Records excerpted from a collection
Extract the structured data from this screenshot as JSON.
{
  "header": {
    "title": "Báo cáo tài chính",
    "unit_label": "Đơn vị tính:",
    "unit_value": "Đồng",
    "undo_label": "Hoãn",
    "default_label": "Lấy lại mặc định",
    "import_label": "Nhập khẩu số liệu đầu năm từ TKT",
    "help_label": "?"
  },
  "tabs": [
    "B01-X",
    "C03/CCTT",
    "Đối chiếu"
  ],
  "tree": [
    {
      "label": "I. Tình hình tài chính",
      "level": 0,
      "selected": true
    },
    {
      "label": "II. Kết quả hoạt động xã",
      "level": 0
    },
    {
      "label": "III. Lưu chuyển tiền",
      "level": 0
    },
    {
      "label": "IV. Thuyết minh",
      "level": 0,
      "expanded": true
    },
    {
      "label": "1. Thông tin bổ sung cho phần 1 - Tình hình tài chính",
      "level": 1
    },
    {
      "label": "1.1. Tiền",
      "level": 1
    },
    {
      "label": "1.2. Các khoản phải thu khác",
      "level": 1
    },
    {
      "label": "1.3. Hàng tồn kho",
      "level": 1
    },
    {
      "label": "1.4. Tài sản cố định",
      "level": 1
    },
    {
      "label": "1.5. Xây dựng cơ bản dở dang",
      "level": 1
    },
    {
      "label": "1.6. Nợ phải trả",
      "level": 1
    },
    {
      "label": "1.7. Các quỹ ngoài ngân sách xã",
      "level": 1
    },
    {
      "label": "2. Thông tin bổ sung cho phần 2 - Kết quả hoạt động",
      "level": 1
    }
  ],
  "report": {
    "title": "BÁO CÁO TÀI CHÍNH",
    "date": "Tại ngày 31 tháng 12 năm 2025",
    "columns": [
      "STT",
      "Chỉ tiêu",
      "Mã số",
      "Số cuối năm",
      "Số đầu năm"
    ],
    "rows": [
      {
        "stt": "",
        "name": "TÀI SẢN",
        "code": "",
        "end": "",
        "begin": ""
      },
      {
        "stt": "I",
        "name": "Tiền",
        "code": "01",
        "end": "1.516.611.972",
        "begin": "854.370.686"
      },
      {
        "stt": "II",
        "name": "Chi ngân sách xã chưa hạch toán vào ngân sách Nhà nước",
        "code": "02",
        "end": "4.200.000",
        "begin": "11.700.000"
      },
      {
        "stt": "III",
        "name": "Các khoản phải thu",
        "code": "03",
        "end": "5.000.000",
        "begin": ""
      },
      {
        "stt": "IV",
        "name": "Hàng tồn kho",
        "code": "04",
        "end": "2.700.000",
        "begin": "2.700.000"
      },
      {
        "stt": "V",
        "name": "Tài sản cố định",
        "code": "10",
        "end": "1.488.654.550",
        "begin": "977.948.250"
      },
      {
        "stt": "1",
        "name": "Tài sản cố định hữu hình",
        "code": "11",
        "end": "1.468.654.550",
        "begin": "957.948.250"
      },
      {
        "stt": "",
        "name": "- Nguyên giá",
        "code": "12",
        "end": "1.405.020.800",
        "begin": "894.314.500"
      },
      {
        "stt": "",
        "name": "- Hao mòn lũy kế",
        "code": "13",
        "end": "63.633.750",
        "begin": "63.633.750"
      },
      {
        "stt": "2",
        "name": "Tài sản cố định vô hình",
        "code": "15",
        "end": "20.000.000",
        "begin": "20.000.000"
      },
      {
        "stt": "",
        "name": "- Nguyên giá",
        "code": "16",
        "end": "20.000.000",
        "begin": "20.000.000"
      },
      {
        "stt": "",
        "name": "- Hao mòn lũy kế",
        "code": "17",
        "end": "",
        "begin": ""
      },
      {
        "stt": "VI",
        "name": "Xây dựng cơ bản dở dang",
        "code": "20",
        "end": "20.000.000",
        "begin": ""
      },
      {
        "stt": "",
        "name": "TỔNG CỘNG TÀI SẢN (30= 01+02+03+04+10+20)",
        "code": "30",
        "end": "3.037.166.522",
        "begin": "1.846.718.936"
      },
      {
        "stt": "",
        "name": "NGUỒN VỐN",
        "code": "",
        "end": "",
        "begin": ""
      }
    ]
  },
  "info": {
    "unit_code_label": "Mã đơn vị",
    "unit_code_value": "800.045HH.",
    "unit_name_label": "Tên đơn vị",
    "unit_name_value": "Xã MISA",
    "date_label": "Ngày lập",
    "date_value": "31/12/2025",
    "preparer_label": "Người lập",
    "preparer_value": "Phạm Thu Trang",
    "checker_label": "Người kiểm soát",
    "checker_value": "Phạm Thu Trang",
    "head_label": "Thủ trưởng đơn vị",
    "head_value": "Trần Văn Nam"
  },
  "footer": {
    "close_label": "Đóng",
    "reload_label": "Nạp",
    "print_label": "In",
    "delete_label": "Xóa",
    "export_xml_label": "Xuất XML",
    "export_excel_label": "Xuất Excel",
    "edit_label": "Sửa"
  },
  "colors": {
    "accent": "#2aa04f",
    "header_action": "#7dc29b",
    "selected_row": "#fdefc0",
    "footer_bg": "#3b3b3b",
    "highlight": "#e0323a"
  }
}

• _WHAT IS REQUIRED_: Filter the entries above down to the lines containing the word "khoản".

• _IN RESPONSE_:
      "label": "1.2. Các khoản phải thu khác",
        "name": "Các khoản phải thu",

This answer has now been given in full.